Exercise directions
Without omitting anything, return the records precisely as given.

— Start Entries shown —

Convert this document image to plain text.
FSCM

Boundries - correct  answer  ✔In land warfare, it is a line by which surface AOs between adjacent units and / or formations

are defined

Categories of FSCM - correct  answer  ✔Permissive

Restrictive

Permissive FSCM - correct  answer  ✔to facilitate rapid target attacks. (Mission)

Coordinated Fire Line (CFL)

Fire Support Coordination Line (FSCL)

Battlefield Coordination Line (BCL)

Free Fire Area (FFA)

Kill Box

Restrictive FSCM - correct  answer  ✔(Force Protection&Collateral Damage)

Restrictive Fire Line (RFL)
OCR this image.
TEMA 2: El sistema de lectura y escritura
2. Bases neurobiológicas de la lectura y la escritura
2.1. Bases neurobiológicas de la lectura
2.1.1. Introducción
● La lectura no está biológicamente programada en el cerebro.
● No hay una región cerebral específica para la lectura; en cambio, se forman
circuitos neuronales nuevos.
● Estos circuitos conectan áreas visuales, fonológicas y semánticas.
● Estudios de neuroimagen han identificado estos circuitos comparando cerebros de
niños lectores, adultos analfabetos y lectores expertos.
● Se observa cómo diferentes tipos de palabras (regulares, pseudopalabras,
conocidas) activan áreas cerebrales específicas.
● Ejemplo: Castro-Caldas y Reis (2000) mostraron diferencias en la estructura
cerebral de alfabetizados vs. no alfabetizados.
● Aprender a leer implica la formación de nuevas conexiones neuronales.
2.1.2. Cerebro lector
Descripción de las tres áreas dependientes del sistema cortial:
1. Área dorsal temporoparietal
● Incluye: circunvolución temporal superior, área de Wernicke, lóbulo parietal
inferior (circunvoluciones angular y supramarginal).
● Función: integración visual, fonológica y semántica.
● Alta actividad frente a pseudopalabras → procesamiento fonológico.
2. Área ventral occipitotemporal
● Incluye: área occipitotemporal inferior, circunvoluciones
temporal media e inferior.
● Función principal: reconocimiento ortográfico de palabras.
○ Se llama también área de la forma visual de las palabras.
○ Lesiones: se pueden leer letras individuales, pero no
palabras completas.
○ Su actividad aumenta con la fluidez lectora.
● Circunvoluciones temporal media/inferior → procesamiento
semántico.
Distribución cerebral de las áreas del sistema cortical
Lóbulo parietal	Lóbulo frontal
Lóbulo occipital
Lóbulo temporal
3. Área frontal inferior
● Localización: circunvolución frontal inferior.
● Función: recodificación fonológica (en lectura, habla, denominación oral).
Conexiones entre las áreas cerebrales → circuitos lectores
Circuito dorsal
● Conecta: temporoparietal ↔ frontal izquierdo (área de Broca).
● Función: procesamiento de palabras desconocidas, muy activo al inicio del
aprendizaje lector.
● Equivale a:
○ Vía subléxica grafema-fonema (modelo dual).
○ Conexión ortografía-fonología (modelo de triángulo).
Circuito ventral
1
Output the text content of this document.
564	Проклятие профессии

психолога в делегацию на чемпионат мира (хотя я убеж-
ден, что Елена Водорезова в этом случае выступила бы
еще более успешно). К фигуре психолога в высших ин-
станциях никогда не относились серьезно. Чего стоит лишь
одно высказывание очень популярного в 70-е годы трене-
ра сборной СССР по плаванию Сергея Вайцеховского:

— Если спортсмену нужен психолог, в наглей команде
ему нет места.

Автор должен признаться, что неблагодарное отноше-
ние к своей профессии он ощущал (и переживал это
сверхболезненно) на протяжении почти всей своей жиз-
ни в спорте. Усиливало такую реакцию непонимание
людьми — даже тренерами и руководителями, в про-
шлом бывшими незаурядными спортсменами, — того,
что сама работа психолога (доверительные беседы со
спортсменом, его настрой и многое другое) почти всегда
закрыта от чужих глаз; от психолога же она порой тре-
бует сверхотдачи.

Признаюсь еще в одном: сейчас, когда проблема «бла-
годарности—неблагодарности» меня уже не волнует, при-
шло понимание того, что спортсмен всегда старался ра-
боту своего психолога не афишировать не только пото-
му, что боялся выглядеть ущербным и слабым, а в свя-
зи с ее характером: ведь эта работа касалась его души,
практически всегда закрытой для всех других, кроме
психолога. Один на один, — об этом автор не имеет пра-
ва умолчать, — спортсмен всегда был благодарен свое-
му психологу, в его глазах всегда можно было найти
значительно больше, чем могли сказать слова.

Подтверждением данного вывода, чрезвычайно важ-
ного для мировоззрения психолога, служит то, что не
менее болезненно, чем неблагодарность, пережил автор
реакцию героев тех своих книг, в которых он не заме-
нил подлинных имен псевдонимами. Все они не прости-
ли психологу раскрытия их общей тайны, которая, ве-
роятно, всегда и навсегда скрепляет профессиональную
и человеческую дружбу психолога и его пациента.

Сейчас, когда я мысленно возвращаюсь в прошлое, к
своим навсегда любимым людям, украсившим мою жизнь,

— End Entries shown —

Solution to this task
Convert this document image to plain text.
FSCM

Boundries - correct  answer  ✔In land warfare, it is a line by which surface AOs between adjacent units and / or formations

are defined

Categories of FSCM - correct  answer  ✔Permissive

Restrictive

Permissive FSCM - correct  answer  ✔to facilitate rapid target attacks. (Mission)

Coordinated Fire Line (CFL)

Fire Support Coordination Line (FSCL)

Battlefield Coordination Line (BCL)

Free Fire Area (FFA)

Kill Box

Restrictive FSCM - correct  answer  ✔(Force Protection&Collateral Damage)

Restrictive Fire Line (RFL)
OCR this image.
TEMA 2: El sistema de lectura y escritura
2. Bases neurobiológicas de la lectura y la escritura
2.1. Bases neurobiológicas de la lectura
2.1.1. Introducción
● La lectura no está biológicamente programada en el cerebro.
● No hay una región cerebral específica para la lectura; en cambio, se forman
circuitos neuronales nuevos.
● Estos circuitos conectan áreas visuales, fonológicas y semánticas.
● Estudios de neuroimagen han identificado estos circuitos comparando cerebros de
niños lectores, adultos analfabetos y lectores expertos.
● Se observa cómo diferentes tipos de palabras (regulares, pseudopalabras,
conocidas) activan áreas cerebrales específicas.
● Ejemplo: Castro-Caldas y Reis (2000) mostraron diferencias en la estructura
cerebral de alfabetizados vs. no alfabetizados.
● Aprender a leer implica la formación de nuevas conexiones neuronales.
2.1.2. Cerebro lector
Descripción de las tres áreas dependientes del sistema cortial:
1. Área dorsal temporoparietal
● Incluye: circunvolución temporal superior, área de Wernicke, lóbulo parietal
inferior (circunvoluciones angular y supramarginal).
● Función: integración visual, fonológica y semántica.
● Alta actividad frente a pseudopalabras → procesamiento fonológico.
2. Área ventral occipitotemporal
● Incluye: área occipitotemporal inferior, circunvoluciones
temporal media e inferior.
● Función principal: reconocimiento ortográfico de palabras.
○ Se llama también área de la forma visual de las palabras.
○ Lesiones: se pueden leer letras individuales, pero no
palabras completas.
○ Su actividad aumenta con la fluidez lectora.
● Circunvoluciones temporal media/inferior → procesamiento
semántico.
Distribución cerebral de las áreas del sistema cortical
Lóbulo parietal	Lóbulo frontal
Lóbulo occipital
Lóbulo temporal
3. Área frontal inferior
● Localización: circunvolución frontal inferior.
● Función: recodificación fonológica (en lectura, habla, denominación oral).
Conexiones entre las áreas cerebrales → circuitos lectores
Circuito dorsal
● Conecta: temporoparietal ↔ frontal izquierdo (área de Broca).
● Función: procesamiento de palabras desconocidas, muy activo al inicio del
aprendizaje lector.
● Equivale a:
○ Vía subléxica grafema-fonema (modelo dual).
○ Conexión ortografía-fonología (modelo de triángulo).
Circuito ventral
1
Output the text content of this document.
564	Проклятие профессии

психолога в делегацию на чемпионат мира (хотя я убеж-
ден, что Елена Водорезова в этом случае выступила бы
еще более успешно). К фигуре психолога в высших ин-
станциях никогда не относились серьезно. Чего стоит лишь
одно высказывание очень популярного в 70-е годы трене-
ра сборной СССР по плаванию Сергея Вайцеховского:

— Если спортсмену нужен психолог, в наглей команде
ему нет места.

Автор должен признаться, что неблагодарное отноше-
ние к своей профессии он ощущал (и переживал это
сверхболезненно) на протяжении почти всей своей жиз-
ни в спорте. Усиливало такую реакцию непонимание
людьми — даже тренерами и руководителями, в про-
шлом бывшими незаурядными спортсменами, — того,
что сама работа психолога (доверительные беседы со
спортсменом, его настрой и многое другое) почти всегда
закрыта от чужих глаз; от психолога же она порой тре-
бует сверхотдачи.

Признаюсь еще в одном: сейчас, когда проблема «бла-
годарности—неблагодарности» меня уже не волнует, при-
шло понимание того, что спортсмен всегда старался ра-
боту своего психолога не афишировать не только пото-
му, что боялся выглядеть ущербным и слабым, а в свя-
зи с ее характером: ведь эта работа касалась его души,
практически всегда закрытой для всех других, кроме
психолога. Один на один, — об этом автор не имеет пра-
ва умолчать, — спортсмен всегда был благодарен свое-
му психологу, в его глазах всегда можно было найти
значительно больше, чем могли сказать слова.

Подтверждением данного вывода, чрезвычайно важ-
ного для мировоззрения психолога, служит то, что не
менее болезненно, чем неблагодарность, пережил автор
реакцию героев тех своих книг, в которых он не заме-
нил подлинных имен псевдонимами. Все они не прости-
ли психологу раскрытия их общей тайны, которая, ве-
роятно, всегда и навсегда скрепляет профессиональную
и человеческую дружбу психолога и его пациента.

Сейчас, когда я мысленно возвращаюсь в прошлое, к
своим навсегда любимым людям, украсившим мою жизнь,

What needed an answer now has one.